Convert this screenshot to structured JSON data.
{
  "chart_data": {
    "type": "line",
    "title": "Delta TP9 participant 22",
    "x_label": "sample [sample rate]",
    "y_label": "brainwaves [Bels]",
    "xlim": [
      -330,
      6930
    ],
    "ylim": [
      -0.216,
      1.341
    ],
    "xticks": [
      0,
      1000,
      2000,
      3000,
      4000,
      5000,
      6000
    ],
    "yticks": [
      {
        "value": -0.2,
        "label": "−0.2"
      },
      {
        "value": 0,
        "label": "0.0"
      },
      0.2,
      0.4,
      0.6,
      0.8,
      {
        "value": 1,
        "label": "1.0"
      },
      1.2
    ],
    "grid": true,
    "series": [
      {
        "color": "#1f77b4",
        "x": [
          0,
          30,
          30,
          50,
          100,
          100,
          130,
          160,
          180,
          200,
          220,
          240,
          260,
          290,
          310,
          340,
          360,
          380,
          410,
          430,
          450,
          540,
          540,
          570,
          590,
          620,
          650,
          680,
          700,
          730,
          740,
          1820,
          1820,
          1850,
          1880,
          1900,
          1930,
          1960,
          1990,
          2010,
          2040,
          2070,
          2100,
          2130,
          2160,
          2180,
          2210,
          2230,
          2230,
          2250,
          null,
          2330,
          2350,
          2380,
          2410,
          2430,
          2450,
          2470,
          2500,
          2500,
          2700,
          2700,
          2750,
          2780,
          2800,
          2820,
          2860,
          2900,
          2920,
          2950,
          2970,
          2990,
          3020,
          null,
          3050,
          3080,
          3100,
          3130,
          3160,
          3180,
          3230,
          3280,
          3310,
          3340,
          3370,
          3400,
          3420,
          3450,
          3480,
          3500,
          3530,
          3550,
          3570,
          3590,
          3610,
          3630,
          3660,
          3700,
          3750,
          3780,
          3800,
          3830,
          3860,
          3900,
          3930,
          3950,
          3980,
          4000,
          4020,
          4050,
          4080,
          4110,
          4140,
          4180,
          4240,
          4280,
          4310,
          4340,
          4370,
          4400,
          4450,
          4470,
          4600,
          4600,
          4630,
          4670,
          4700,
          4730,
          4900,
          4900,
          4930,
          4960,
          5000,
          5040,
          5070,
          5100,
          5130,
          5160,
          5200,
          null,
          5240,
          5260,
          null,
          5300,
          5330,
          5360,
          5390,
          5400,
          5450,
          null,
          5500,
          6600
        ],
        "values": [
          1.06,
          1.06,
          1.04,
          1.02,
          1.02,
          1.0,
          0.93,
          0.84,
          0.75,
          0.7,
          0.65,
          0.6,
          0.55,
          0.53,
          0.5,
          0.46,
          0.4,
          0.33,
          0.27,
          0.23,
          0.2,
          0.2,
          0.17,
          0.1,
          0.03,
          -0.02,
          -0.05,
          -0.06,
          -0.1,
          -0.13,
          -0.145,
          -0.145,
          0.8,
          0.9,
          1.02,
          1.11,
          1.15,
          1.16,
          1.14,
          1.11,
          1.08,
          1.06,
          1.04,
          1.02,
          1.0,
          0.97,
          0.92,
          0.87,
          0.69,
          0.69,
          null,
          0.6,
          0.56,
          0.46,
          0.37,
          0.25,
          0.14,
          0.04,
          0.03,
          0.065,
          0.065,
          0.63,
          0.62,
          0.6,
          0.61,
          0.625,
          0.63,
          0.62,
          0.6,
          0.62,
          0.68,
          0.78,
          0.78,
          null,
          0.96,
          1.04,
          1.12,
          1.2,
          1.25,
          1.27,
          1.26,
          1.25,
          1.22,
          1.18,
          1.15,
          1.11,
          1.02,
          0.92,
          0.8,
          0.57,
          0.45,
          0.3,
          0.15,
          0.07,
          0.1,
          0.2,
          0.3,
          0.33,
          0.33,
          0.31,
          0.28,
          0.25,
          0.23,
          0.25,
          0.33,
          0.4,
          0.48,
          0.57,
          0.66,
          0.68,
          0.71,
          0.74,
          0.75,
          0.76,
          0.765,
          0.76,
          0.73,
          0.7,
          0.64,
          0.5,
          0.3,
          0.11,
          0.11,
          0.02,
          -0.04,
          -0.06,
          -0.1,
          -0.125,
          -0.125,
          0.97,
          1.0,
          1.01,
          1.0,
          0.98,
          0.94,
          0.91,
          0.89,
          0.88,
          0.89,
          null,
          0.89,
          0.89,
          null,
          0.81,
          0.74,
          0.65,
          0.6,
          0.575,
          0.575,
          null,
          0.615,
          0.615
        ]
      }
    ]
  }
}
• • • •
[Written exercise]:
All of the entries must be quoted exactly; please include each one.

[Exercise output]:
Convert this screenshot to structured JSON data.
{
  "chart_data": {
    "type": "line",
    "title": "Delta TP9 participant 22",
    "x_label": "sample [sample rate]",
    "y_label": "brainwaves [Bels]",
    "xlim": [
      -330,
      6930
    ],
    "ylim": [
      -0.216,
      1.341
    ],
    "xticks": [
      0,
      1000,
      2000,
      3000,
      4000,
      5000,
      6000
    ],
    "yticks": [
      {
        "value": -0.2,
        "label": "−0.2"
      },
      {
        "value": 0,
        "label": "0.0"
      },
      0.2,
      0.4,
      0.6,
      0.8,
      {
        "value": 1,
        "label": "1.0"
      },
      1.2
    ],
    "grid": true,
    "series": [
      {
        "color": "#1f77b4",
        "x": [
          0,
          30,
          30,
          50,
          100,
          100,
          130,
          160,
          180,
          200,
          220,
          240,
          260,
          290,
          310,
          340,
          360,
          380,
          410,
          430,
          450,
          540,
          540,
          570,
          590,
          620,
          650,
          680,
          700,
          730,
          740,
          1820,
          1820,
          1850,
          1880,
          1900,
          1930,
          1960,
          1990,
          2010,
          2040,
          2070,
          2100,
          2130,
          2160,
          2180,
          2210,
          2230,
          2230,
          2250,
          null,
          2330,
          2350,
          2380,
          2410,
          2430,
          2450,
          2470,
          2500,
          2500,
          2700,
          2700,
          2750,
          2780,
          2800,
          2820,
          2860,
          2900,
          2920,
          2950,
          2970,
          2990,
          3020,
          null,
          3050,
          3080,
          3100,
          3130,
          3160,
          3180,
          3230,
          3280,
          3310,
          3340,
          3370,
          3400,
          3420,
          3450,
          3480,
          3500,
          3530,
          3550,
          3570,
          3590,
          3610,
          3630,
          3660,
          3700,
          3750,
          3780,
          3800,
          3830,
          3860,
          3900,
          3930,
          3950,
          3980,
          4000,
          4020,
          4050,
          4080,
          4110,
          4140,
          4180,
          4240,
          4280,
          4310,
          4340,
          4370,
          4400,
          4450,
          4470,
          4600,
          4600,
          4630,
          4670,
          4700,
          4730,
          4900,
          4900,
          4930,
          4960,
          5000,
          5040,
          5070,
          5100,
          5130,
          5160,
          5200,
          null,
          5240,
          5260,
          null,
          5300,
          5330,
          5360,
          5390,
          5400,
          5450,
          null,
          5500,
          6600
        ],
        "values": [
          1.06,
          1.06,
          1.04,
          1.02,
          1.02,
          1.0,
          0.93,
          0.84,
          0.75,
          0.7,
          0.65,
          0.6,
          0.55,
          0.53,
          0.5,
          0.46,
          0.4,
          0.33,
          0.27,
          0.23,
          0.2,
          0.2,
          0.17,
          0.1,
          0.03,
          -0.02,
          -0.05,
          -0.06,
          -0.1,
          -0.13,
          -0.145,
          -0.145,
          0.8,
          0.9,
          1.02,
          1.11,
          1.15,
          1.16,
          1.14,
          1.11,
          1.08,
          1.06,
          1.04,
          1.02,
          1.0,
          0.97,
          0.92,
          0.87,
          0.69,
          0.69,
          null,
          0.6,
          0.56,
          0.46,
          0.37,
          0.25,
          0.14,
          0.04,
          0.03,
          0.065,
          0.065,
          0.63,
          0.62,
          0.6,
          0.61,
          0.625,
          0.63,
          0.62,
          0.6,
          0.62,
          0.68,
          0.78,
          0.78,
          null,
          0.96,
          1.04,
          1.12,
          1.2,
          1.25,
          1.27,
          1.26,
          1.25,
          1.22,
          1.18,
          1.15,
          1.11,
          1.02,
          0.92,
          0.8,
          0.57,
          0.45,
          0.3,
          0.15,
          0.07,
          0.1,
          0.2,
          0.3,
          0.33,
          0.33,
          0.31,
          0.28,
          0.25,
          0.23,
          0.25,
          0.33,
          0.4,
          0.48,
          0.57,
          0.66,
          0.68,
          0.71,
          0.74,
          0.75,
          0.76,
          0.765,
          0.76,
          0.73,
          0.7,
          0.64,
          0.5,
          0.3,
          0.11,
          0.11,
          0.02,
          -0.04,
          -0.06,
          -0.1,
          -0.125,
          -0.125,
          0.97,
          1.0,
          1.01,
          1.0,
          0.98,
          0.94,
          0.91,
          0.89,
          0.88,
          0.89,
          null,
          0.89,
          0.89,
          null,
          0.81,
          0.74,
          0.65,
          0.6,
          0.575,
          0.575,
          null,
          0.615,
          0.615
        ]
      }
    ]
  }
}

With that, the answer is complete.